Requirements. The records below must be copied in full; omit the images.

* START Material *

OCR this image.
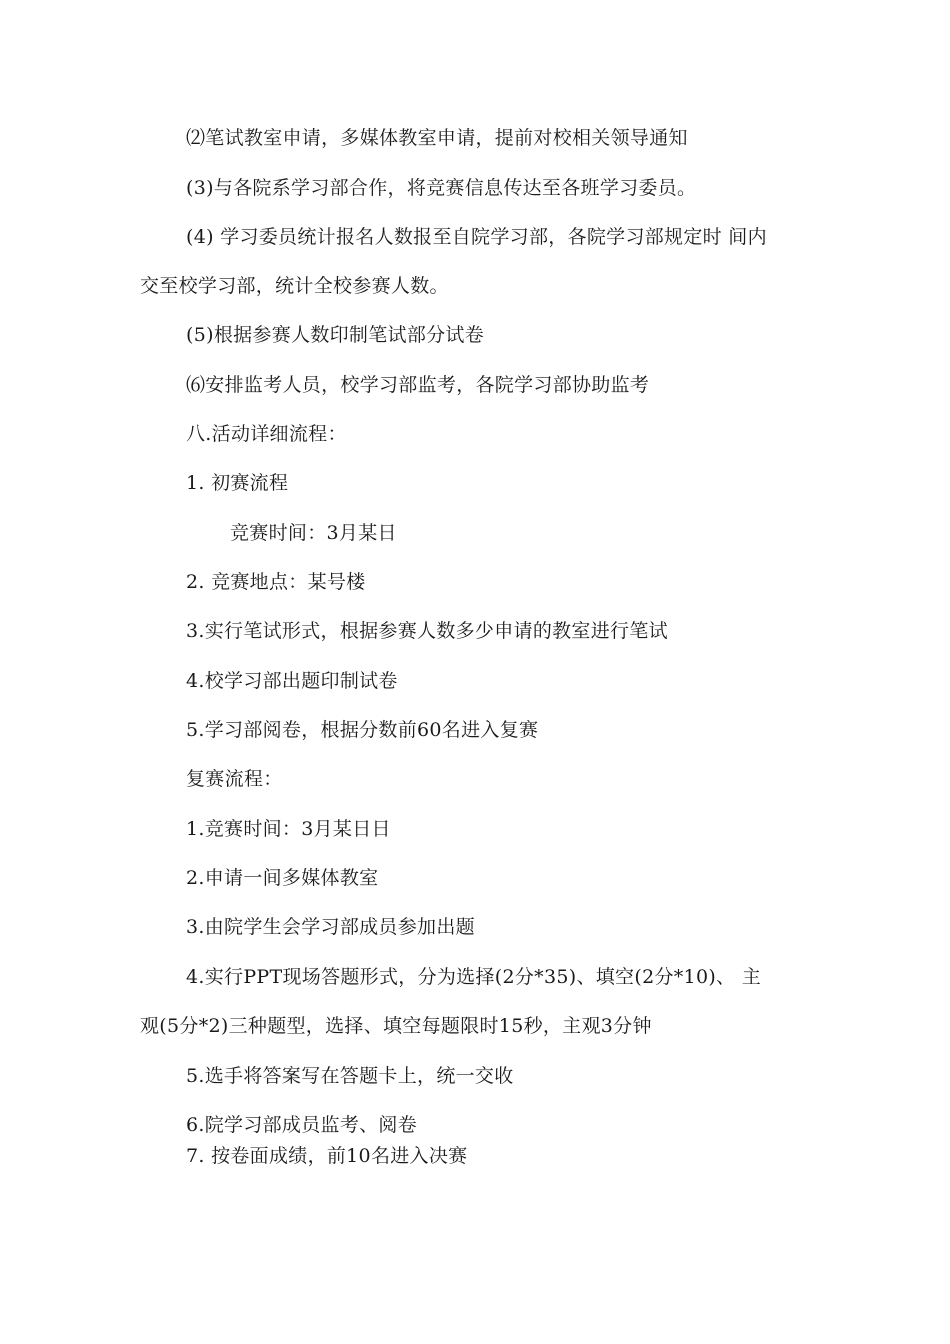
⑵笔试教室申请，多媒体教室申请，提前对校相关领导通知
(3)与各院系学习部合作，将竞赛信息传达至各班学习委员。
(4) 学习委员统计报名人数报至自院学习部，各院学习部规定时 间内
交至校学习部，统计全校参赛人数。
(5)根据参赛人数印制笔试部分试卷
⑹安排监考人员，校学习部监考，各院学习部协助监考
八.活动详细流程：
1. 初赛流程
竞赛时间：3月某日
2. 竞赛地点：某号楼
3.实行笔试形式，根据参赛人数多少申请的教室进行笔试
4.校学习部出题印制试卷
5.学习部阅卷，根据分数前60名进入复赛
复赛流程：
1.竞赛时间：3月某日日
2.申请一间多媒体教室
3.由院学生会学习部成员参加出题
4.实行PPT现场答题形式，分为选择(2分*35)、填空(2分*10)、 主
观(5分*2)三种题型，选择、填空每题限时15秒，主观3分钟
5.选手将答案写在答题卡上，统一交收
6.院学习部成员监考、阅卷
7. 按卷面成绩，前10名进入决赛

* END Material *

Answer to this problem.
OCR this image.
⑵笔试教室申请，多媒体教室申请，提前对校相关领导通知
(3)与各院系学习部合作，将竞赛信息传达至各班学习委员。
(4) 学习委员统计报名人数报至自院学习部，各院学习部规定时 间内
交至校学习部，统计全校参赛人数。
(5)根据参赛人数印制笔试部分试卷
⑹安排监考人员，校学习部监考，各院学习部协助监考
八.活动详细流程：
1. 初赛流程
竞赛时间：3月某日
2. 竞赛地点：某号楼
3.实行笔试形式，根据参赛人数多少申请的教室进行笔试
4.校学习部出题印制试卷
5.学习部阅卷，根据分数前60名进入复赛
复赛流程：
1.竞赛时间：3月某日日
2.申请一间多媒体教室
3.由院学生会学习部成员参加出题
4.实行PPT现场答题形式，分为选择(2分*35)、填空(2分*10)、 主
观(5分*2)三种题型，选择、填空每题限时15秒，主观3分钟
5.选手将答案写在答题卡上，统一交收
6.院学习部成员监考、阅卷
7. 按卷面成绩，前10名进入决赛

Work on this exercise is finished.